Goal: Arrange the lines of the listing below as a numbered list. Skip blank lines and leave the pictures out.

(Dataset excerpt)
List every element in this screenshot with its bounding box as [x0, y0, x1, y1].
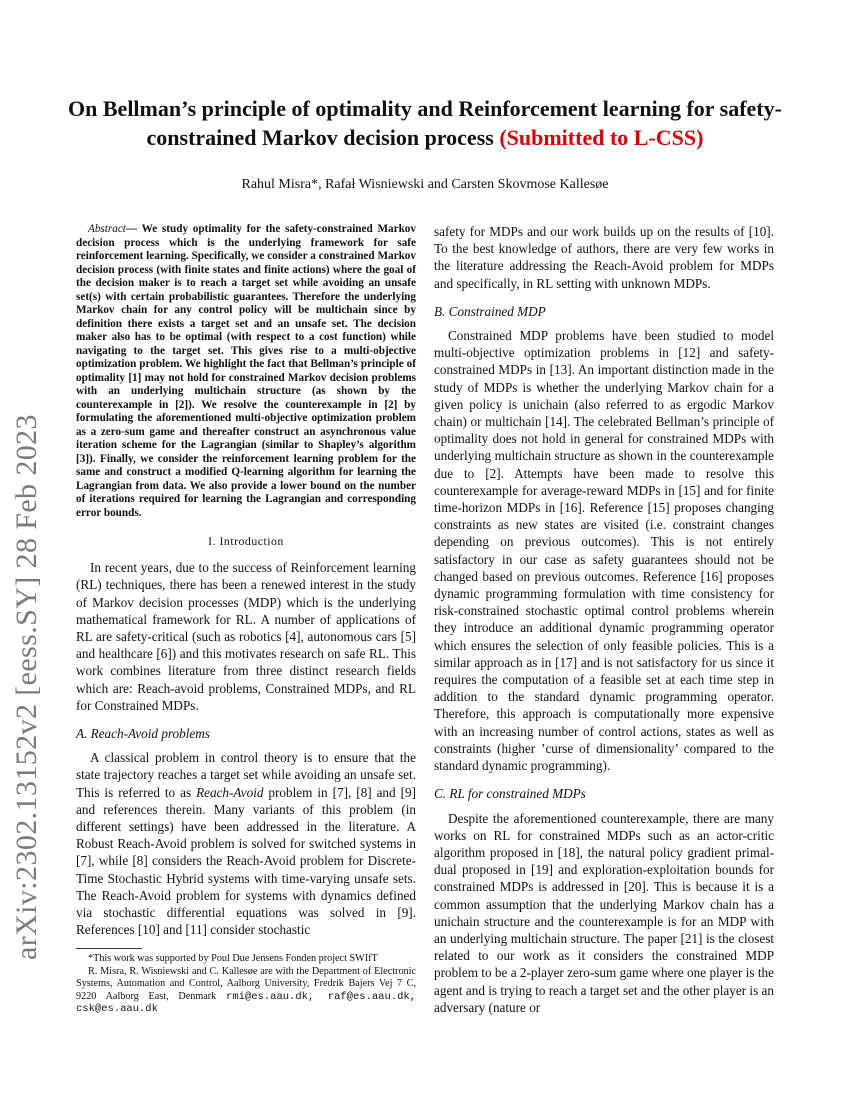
left-column: [76, 223, 416, 1016]
section-heading-introduction: I. Introduction: [208, 534, 284, 548]
footnote-rule: [76, 948, 142, 949]
abstract: [76, 223, 416, 520]
reach-avoid-text-2: problem in [7], [8] and [9] and references therein. Many variants of this problem (in different settings) have been addressed in the literature. A Robust Reach-Avoid problem is solved for switched systems in [7], while [8] considers the Reach-Avoid problem for Discrete-Time Stochastic Hybrid systems with time-varying unsafe sets. The Reach-Avoid problem for systems with dynamics defined via stochastic differential equations was solved in [9]. References [10] and [11] consider stochastic: [76, 784, 416, 938]
author-list: Rahul Misra*, Rafał Wisniewski and Carsten Skovmose Kallesøe: [241, 177, 609, 192]
footnote-emails: rmi@es.aau.dk, raf@es.aau.dk, csk@es.aau.dk: [76, 990, 416, 1016]
footnote-affiliation-text: R. Misra, R. Wisniewski and C. Kallesøe are with the Department of Electronic Systems, Automation and Control, Aalborg University, Fredrik Bajers Vej 7 C, 9220 Aalborg East, Denmark: [76, 965, 416, 1002]
reach-avoid-text-1: A classical problem in control theory is to ensure that the state trajectory reaches a target set while avoiding an unsafe set. This is referred to as: [76, 750, 416, 800]
reach-avoid-paragraph: [76, 749, 416, 938]
arxiv-stamp: arXiv:2302.13152v2 [eess.SY] 28 Feb 2023: [10, 414, 43, 960]
footnote-affiliation: [76, 966, 416, 1016]
abstract-text: — We study optimality for the safety-constrained Markov decision process which is the underlying framework for safe reinforcement learning. Specifically, we consider a constrained Markov decision process (with finite states and finite actions) where the goal of the decision maker is to reach a target set while avoiding an unsafe set(s) with certain probabilistic guarantees. Therefore the underlying Markov chain for any control policy will be multichain since by definition there exists a target set and an unsafe set. The decision maker also has to be optimal (with respect to a cost function) while navigating to the target set. This gives rise to a multi-objective optimization problem. We highlight the fact that Bellman’s principle of optimality [1] may not hold for constrained Markov decision problems with an underlying multichain structure (as shown by the counterexample in [2]). We resolve the counterexample in [2] by formulating the aforementioned multi-objective optimization problem as a zero-sum game and thereafter construct an asynchronous value iteration scheme for the Lagrangian (similar to Shapley’s algorithm [3]). Finally, we consider the reinforcement learning problem for the same and construct a modified Q-learning algorithm for learning the Lagrangian from data. We also provide a lower bound on the number of iterations required for learning the Lagrangian and corresponding error bounds.: [76, 223, 416, 519]
right-continuation-paragraph: safety for MDPs and our work builds up on the results of [10]. To the best knowledge of authors, there are very few works in the literature addressing the Reach-Avoid problem for MDPs and specifically, in RL setting with unknown MDPs.: [434, 224, 774, 291]
footnote-funding: *This work was supported by Poul Due Jensens Fonden project SWIfT: [88, 953, 378, 965]
subsection-heading-constrained-mdp: B. Constrained MDP: [434, 303, 546, 319]
rl-constrained-paragraph: Despite the aforementioned counterexample, there are many works on RL for constrained MDPs such as an actor-critic algorithm proposed in [18], the natural policy gradient primal-dual proposed in [19] and exploration-exploitation bounds for constrained MDPs is addressed in [20]. This is because it is a common assumption that the underlying Markov chain has a unichain structure and the counterexample is for an MDP with an underlying multichain structure. The paper [21] is the closest related to our work as it considers the constrained MDP problem to be a 2-player zero-sum game where one player is the agent and is trying to reach a target set and the other player is an adversary (nature or: [434, 810, 774, 1015]
abstract-label: Abstract: [88, 223, 126, 235]
right-column: [434, 223, 774, 1016]
title-main: On Bellman’s principle of optimality and Reinforcement learning for safety-constrained Markov decision process: [68, 96, 782, 150]
subsection-heading-reach-avoid: A. Reach-Avoid problems: [76, 726, 210, 742]
paper-title: [60, 94, 790, 152]
constrained-mdp-paragraph: Constrained MDP problems have been studied to model multi-objective optimization problems in [12] and safety-constrained MDPs in [13]. An important distinction made in the study of MDPs is whether the underlying Markov chain for a given policy is unichain (also referred to as ergodic Markov chain) or multichain [14]. The celebrated Bellman’s principle of optimality does not hold in general for constrained MDPs with underlying multichain structure as shown in the counterexample due to [2]. Attempts have been made to resolve this counterexample for average-reward MDPs in [15] and for finite time-horizon MDPs in [16]. Reference [15] proposes changing constraints as new states are visited (i.e. constraint changes depending on previous outcomes). This is not entirely satisfactory in our case as safety guarantees should not be changed based on previous outcomes. Reference [16] proposes dynamic programming formulation with time consistency for risk-constrained stochastic optimal control problems wherein they introduce an additional dynamic programming operator which ensures the selection of only feasible policies. This is a similar approach as in [17] and is not satisfactory for us since it requires the computation of a feasible set at each time step in addition to the standard dynamic programming operator. Therefore, this approach is computationally more expensive with an increasing number of control actions, states as well as constraints (higher ’curse of dimensionality’ compared to the standard dynamic programming).: [434, 328, 774, 774]
title-submission-note: (Submitted to L-CSS): [499, 125, 704, 150]
subsection-heading-rl-constrained: C. RL for constrained MDPs: [434, 786, 586, 802]
intro-paragraph: In recent years, due to the success of Reinforcement learning (RL) techniques, there has been a renewed interest in the study of Markov decision processes (MDP) which is the underlying mathematical framework for RL. A number of applications of RL are safety-critical (such as robotics [4], autonomous cars [5] and healthcare [6]) and this motivates research on safe RL. This work combines literature from three distinct research fields which are: Reach-avoid problems, Constrained MDPs, and RL for Constrained MDPs.: [76, 560, 416, 713]
reach-avoid-emphasis: Reach-Avoid: [196, 784, 264, 800]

Answer to the task:
1. List every element in this screenshot with its bounding box as [x0, y0, x1, y1].
2. left-column: [76, 223, 416, 1016]
3. section-heading-introduction: I. Introduction: [208, 534, 284, 548]
4. footnote-rule: [76, 948, 142, 949]
5. abstract: [76, 223, 416, 520]
6. reach-avoid-text-2: problem in [7], [8] and [9] and references therein. Many variants of this problem (in different settings) have been addressed in the literature. A Robust Reach-Avoid problem is solved for switched systems in [7], while [8] considers the Reach-Avoid problem for Discrete-Time Stochastic Hybrid systems with time-varying unsafe sets. The Reach-Avoid problem for systems with dynamics defined via stochastic differential equations was solved in [9]. References [10] and [11] consider stochastic: [76, 784, 416, 938]
7. author-list: Rahul Misra*, Rafał Wisniewski and Carsten Skovmose Kallesøe: [241, 177, 609, 192]
8. footnote-emails: rmi@es.aau.dk, raf@es.aau.dk, csk@es.aau.dk: [76, 990, 416, 1016]
9. footnote-affiliation-text: R. Misra, R. Wisniewski and C. Kallesøe are with the Department of Electronic Systems, Automation and Control, Aalborg University, Fredrik Bajers Vej 7 C, 9220 Aalborg East, Denmark: [76, 965, 416, 1002]
10. reach-avoid-text-1: A classical problem in control theory is to ensure that the state trajectory reaches a target set while avoiding an unsafe set. This is referred to as: [76, 750, 416, 800]
11. reach-avoid-paragraph: [76, 749, 416, 938]
12. arxiv-stamp: arXiv:2302.13152v2 [eess.SY] 28 Feb 2023: [10, 414, 43, 960]
13. footnote-affiliation: [76, 966, 416, 1016]
14. abstract-text: — We study optimality for the safety-constrained Markov decision process which is the underlying framework for safe reinforcement learning. Specifically, we consider a constrained Markov decision process (with finite states and finite actions) where the goal of the decision maker is to reach a target set while avoiding an unsafe set(s) with certain probabilistic guarantees. Therefore the underlying Markov chain for any control policy will be multichain since by definition there exists a target set and an unsafe set. The decision maker also has to be optimal (with respect to a cost function) while navigating to the target set. This gives rise to a multi-objective optimization problem. We highlight the fact that Bellman’s principle of optimality [1] may not hold for constrained Markov decision problems with an underlying multichain structure (as shown by the counterexample in [2]). We resolve the counterexample in [2] by formulating the aforementioned multi-objective optimization problem as a zero-sum game and thereafter construct an asynchronous value iteration scheme for the Lagrangian (similar to Shapley’s algorithm [3]). Finally, we consider the reinforcement learning problem for the same and construct a modified Q-learning algorithm for learning the Lagrangian from data. We also provide a lower bound on the number of iterations required for learning the Lagrangian and corresponding error bounds.: [76, 223, 416, 519]
15. right-continuation-paragraph: safety for MDPs and our work builds up on the results of [10]. To the best knowledge of authors, there are very few works in the literature addressing the Reach-Avoid problem for MDPs and specifically, in RL setting with unknown MDPs.: [434, 224, 774, 291]
16. footnote-funding: *This work was supported by Poul Due Jensens Fonden project SWIfT: [88, 953, 378, 965]
17. subsection-heading-constrained-mdp: B. Constrained MDP: [434, 303, 546, 319]
18. rl-constrained-paragraph: Despite the aforementioned counterexample, there are many works on RL for constrained MDPs such as an actor-critic algorithm proposed in [18], the natural policy gradient primal-dual proposed in [19] and exploration-exploitation bounds for constrained MDPs is addressed in [20]. This is because it is a common assumption that the underlying Markov chain has a unichain structure and the counterexample is for an MDP with an underlying multichain structure. The paper [21] is the closest related to our work as it considers the constrained MDP problem to be a 2-player zero-sum game where one player is the agent and is trying to reach a target set and the other player is an adversary (nature or: [434, 810, 774, 1015]
19. abstract-label: Abstract: [88, 223, 126, 235]
20. right-column: [434, 223, 774, 1016]
21. title-main: On Bellman’s principle of optimality and Reinforcement learning for safety-constrained Markov decision process: [68, 96, 782, 150]
22. subsection-heading-reach-avoid: A. Reach-Avoid problems: [76, 726, 210, 742]
23. paper-title: [60, 94, 790, 152]
24. constrained-mdp-paragraph: Constrained MDP problems have been studied to model multi-objective optimization problems in [12] and safety-constrained MDPs in [13]. An important distinction made in the study of MDPs is whether the underlying Markov chain for a given policy is unichain (also referred to as ergodic Markov chain) or multichain [14]. The celebrated Bellman’s principle of optimality does not hold in general for constrained MDPs with underlying multichain structure as shown in the counterexample due to [2]. Attempts have been made to resolve this counterexample for average-reward MDPs in [15] and for finite time-horizon MDPs in [16]. Reference [15] proposes changing constraints as new states are visited (i.e. constraint changes depending on previous outcomes). This is not entirely satisfactory in our case as safety guarantees should not be changed based on previous outcomes. Reference [16] proposes dynamic programming formulation with time consistency for risk-constrained stochastic optimal control problems wherein they introduce an additional dynamic programming operator which ensures the selection of only feasible policies. This is a similar approach as in [17] and is not satisfactory for us since it requires the computation of a feasible set at each time step in addition to the standard dynamic programming operator. Therefore, this approach is computationally more expensive with an increasing number of control actions, states as well as constraints (higher ’curse of dimensionality’ compared to the standard dynamic programming).: [434, 328, 774, 774]
25. title-submission-note: (Submitted to L-CSS): [499, 125, 704, 150]
26. subsection-heading-rl-constrained: C. RL for constrained MDPs: [434, 786, 586, 802]
27. intro-paragraph: In recent years, due to the success of Reinforcement learning (RL) techniques, there has been a renewed interest in the study of Markov decision processes (MDP) which is the underlying mathematical framework for RL. A number of applications of RL are safety-critical (such as robotics [4], autonomous cars [5] and healthcare [6]) and this motivates research on safe RL. This work combines literature from three distinct research fields which are: Reach-avoid problems, Constrained MDPs, and RL for Constrained MDPs.: [76, 560, 416, 713]
28. reach-avoid-emphasis: Reach-Avoid: [196, 784, 264, 800]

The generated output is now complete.